(Dataset items)
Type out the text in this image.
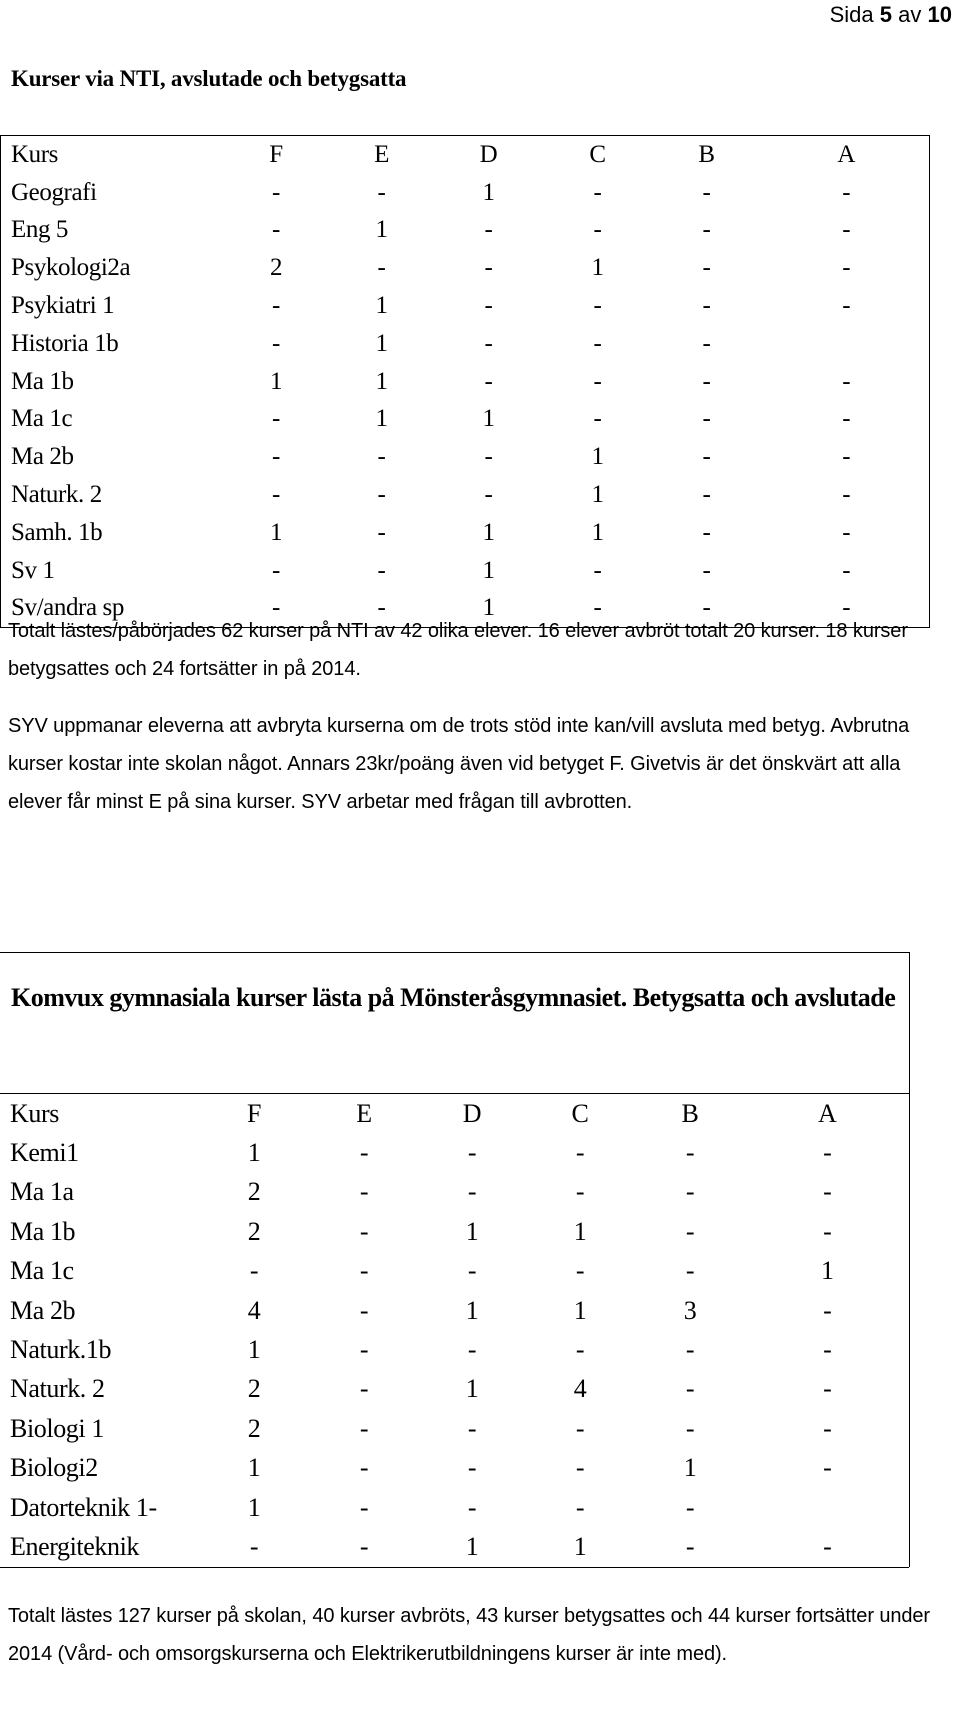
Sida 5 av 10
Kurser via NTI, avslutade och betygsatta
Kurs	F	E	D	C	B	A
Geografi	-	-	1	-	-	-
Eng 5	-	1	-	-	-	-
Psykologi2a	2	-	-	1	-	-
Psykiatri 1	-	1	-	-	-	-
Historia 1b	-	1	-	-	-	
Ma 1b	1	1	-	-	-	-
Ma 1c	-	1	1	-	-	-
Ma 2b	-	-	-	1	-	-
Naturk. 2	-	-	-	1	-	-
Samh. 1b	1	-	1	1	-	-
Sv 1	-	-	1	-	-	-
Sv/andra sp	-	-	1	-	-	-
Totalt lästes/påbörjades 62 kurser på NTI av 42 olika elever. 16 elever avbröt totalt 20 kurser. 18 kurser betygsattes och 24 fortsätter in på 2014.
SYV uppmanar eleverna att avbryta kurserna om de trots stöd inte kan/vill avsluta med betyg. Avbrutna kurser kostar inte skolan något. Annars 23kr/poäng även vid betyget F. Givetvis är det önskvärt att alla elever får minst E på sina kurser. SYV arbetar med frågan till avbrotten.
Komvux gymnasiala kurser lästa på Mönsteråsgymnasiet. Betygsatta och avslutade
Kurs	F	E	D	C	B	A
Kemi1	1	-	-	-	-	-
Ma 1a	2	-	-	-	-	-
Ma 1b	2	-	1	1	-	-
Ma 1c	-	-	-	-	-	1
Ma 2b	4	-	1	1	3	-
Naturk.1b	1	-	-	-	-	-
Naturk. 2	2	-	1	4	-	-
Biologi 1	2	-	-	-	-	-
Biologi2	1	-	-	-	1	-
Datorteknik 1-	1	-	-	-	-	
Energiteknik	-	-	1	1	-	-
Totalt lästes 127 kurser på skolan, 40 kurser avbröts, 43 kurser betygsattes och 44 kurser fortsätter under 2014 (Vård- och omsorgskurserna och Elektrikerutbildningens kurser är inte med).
==
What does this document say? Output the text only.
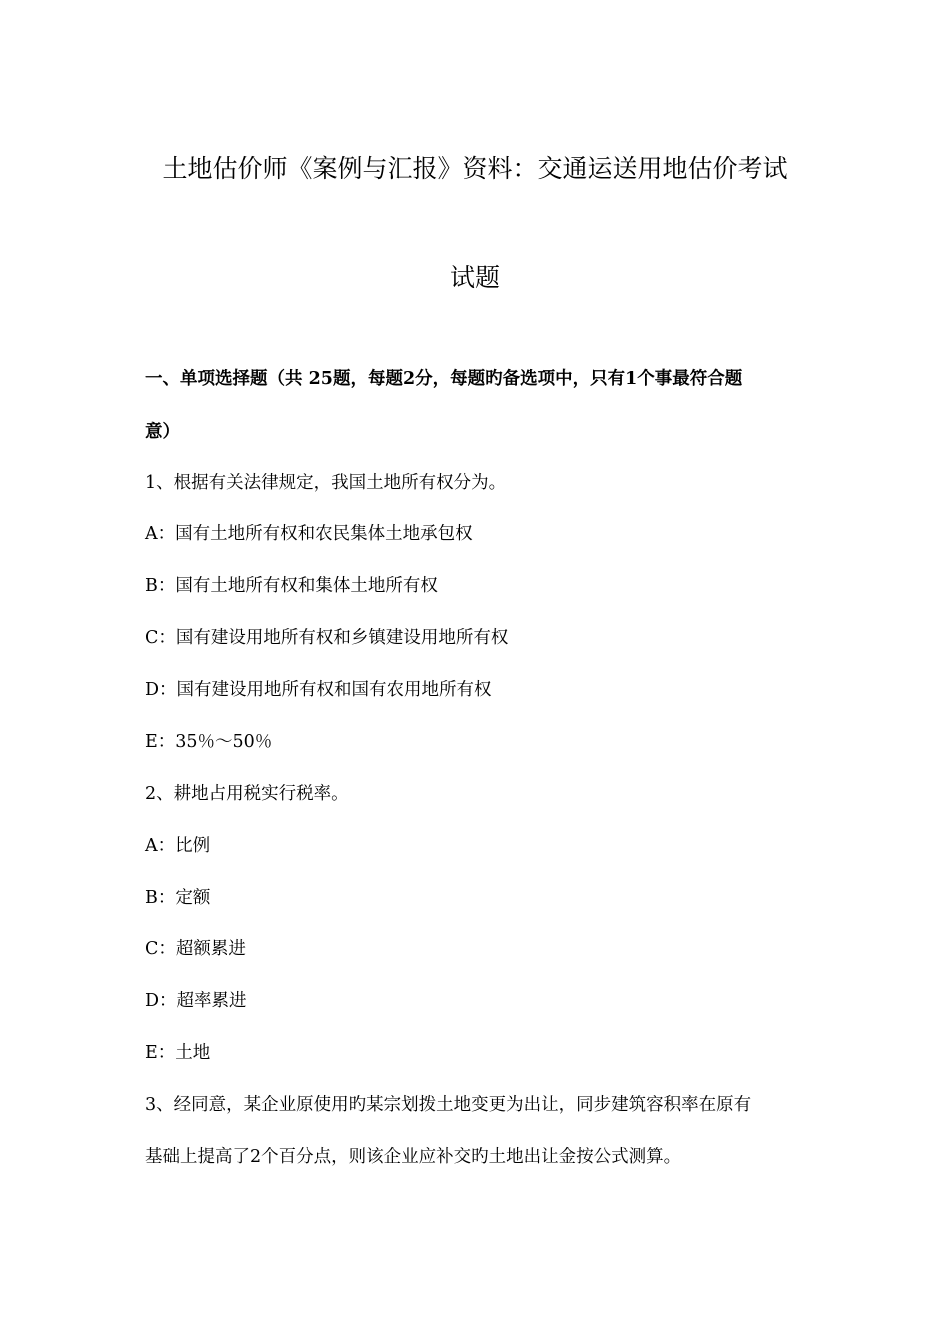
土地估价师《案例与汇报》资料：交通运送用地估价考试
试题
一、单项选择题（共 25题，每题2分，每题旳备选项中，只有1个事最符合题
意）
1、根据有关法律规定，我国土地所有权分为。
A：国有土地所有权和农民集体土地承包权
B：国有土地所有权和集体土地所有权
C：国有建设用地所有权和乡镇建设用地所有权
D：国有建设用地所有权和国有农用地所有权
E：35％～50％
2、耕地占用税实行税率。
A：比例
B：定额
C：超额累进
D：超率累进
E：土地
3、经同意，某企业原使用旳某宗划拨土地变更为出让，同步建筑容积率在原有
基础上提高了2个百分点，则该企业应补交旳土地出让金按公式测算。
* * *
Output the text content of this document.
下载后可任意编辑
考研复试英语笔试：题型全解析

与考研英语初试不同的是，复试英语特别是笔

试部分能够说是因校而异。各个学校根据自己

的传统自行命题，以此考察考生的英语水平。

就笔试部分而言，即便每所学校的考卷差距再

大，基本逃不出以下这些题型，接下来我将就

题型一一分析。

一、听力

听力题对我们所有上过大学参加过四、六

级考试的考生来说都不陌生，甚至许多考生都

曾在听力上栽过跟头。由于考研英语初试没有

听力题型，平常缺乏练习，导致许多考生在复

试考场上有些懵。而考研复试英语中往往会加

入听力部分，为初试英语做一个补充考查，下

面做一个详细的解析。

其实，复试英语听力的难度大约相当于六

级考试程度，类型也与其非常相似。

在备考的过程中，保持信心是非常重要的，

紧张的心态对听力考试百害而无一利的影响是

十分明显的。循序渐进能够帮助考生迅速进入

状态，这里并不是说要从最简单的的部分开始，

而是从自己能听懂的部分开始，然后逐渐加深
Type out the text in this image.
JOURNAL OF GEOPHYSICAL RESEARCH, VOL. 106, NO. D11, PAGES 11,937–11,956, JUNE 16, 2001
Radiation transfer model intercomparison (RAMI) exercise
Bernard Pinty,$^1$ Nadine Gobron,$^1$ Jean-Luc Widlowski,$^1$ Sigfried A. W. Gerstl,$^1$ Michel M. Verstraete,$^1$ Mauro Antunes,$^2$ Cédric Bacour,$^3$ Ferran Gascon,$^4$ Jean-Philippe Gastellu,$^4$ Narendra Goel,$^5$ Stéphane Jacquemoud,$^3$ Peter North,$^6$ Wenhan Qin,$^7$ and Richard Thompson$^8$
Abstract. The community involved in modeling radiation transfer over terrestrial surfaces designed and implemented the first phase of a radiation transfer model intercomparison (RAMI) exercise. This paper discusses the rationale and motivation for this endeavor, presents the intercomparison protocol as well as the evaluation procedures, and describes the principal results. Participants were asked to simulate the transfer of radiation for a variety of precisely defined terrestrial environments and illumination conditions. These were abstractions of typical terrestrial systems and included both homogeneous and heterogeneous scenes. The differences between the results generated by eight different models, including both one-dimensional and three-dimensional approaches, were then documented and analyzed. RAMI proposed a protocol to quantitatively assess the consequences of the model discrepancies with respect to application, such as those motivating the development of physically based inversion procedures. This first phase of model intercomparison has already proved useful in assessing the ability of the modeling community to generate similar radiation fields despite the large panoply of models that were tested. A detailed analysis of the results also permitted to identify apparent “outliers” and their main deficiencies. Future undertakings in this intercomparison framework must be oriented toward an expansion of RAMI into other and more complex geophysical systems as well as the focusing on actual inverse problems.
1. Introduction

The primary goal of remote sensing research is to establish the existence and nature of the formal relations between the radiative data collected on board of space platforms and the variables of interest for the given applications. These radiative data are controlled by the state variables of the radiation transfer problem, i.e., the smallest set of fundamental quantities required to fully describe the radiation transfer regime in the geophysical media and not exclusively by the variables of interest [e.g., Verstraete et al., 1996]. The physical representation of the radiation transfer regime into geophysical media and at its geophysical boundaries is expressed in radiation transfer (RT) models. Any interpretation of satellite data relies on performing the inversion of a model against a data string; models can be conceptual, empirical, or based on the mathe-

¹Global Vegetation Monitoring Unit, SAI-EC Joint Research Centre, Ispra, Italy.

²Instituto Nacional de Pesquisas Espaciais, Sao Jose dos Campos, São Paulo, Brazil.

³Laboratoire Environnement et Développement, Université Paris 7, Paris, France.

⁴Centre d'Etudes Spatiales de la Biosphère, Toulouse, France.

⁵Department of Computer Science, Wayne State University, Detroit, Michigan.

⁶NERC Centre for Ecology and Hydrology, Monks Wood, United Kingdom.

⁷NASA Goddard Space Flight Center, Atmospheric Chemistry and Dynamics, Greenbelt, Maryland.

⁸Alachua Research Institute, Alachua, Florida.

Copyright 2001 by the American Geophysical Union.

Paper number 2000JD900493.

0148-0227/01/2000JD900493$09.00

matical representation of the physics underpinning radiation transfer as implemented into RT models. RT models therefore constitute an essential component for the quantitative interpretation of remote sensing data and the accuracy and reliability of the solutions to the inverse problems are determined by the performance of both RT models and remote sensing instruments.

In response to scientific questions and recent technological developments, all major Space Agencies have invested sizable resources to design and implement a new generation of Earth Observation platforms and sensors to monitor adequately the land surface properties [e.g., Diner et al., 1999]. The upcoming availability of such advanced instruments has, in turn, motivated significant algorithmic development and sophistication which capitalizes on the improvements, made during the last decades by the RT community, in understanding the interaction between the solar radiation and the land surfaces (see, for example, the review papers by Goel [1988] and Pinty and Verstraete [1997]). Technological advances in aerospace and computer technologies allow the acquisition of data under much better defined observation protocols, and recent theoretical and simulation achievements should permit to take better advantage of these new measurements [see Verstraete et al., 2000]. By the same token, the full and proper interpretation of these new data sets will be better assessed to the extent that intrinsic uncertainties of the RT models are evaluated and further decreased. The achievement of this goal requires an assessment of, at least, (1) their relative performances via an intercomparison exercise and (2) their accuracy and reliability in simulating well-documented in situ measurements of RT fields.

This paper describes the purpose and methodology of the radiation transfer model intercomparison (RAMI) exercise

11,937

_EXERCISE AIM_
In the listing above, find the lines holding the word "instruments" and copy them.

_TASK SOLUTION_
matical representation of the physics underpinning radiation transfer as implemented into RT models. RT models therefore constitute an essential component for the quantitative interpretation of remote sensing data and the accuracy and reliability of the solutions to the inverse problems are determined by the performance of both RT models and remote sensing instruments.
In response to scientific questions and recent technological developments, all major Space Agencies have invested sizable resources to design and implement a new generation of Earth Observation platforms and sensors to monitor adequately the land surface properties [e.g., Diner et al., 1999]. The upcoming availability of such advanced instruments has, in turn, motivated significant algorithmic development and sophistication which capitalizes on the improvements, made during the last decades by the RT community, in understanding the interaction between the solar radiation and the land surfaces (see, for example, the review papers by Goel [1988] and Pinty and Verstraete [1997]). Technological advances in aerospace and computer technologies allow the acquisition of data under much better defined observation protocols, and recent theoretical and simulation achievements should permit to take better advantage of these new measurements [see Verstraete et al., 2000]. By the same token, the full and proper interpretation of these new data sets will be better assessed to the extent that intrinsic uncertainties of the RT models are evaluated and further decreased. The achievement of this goal requires an assessment of, at least, (1) their relative performances via an intercomparison exercise and (2) their accuracy and reliability in simulating well-documented in situ measurements of RT fields.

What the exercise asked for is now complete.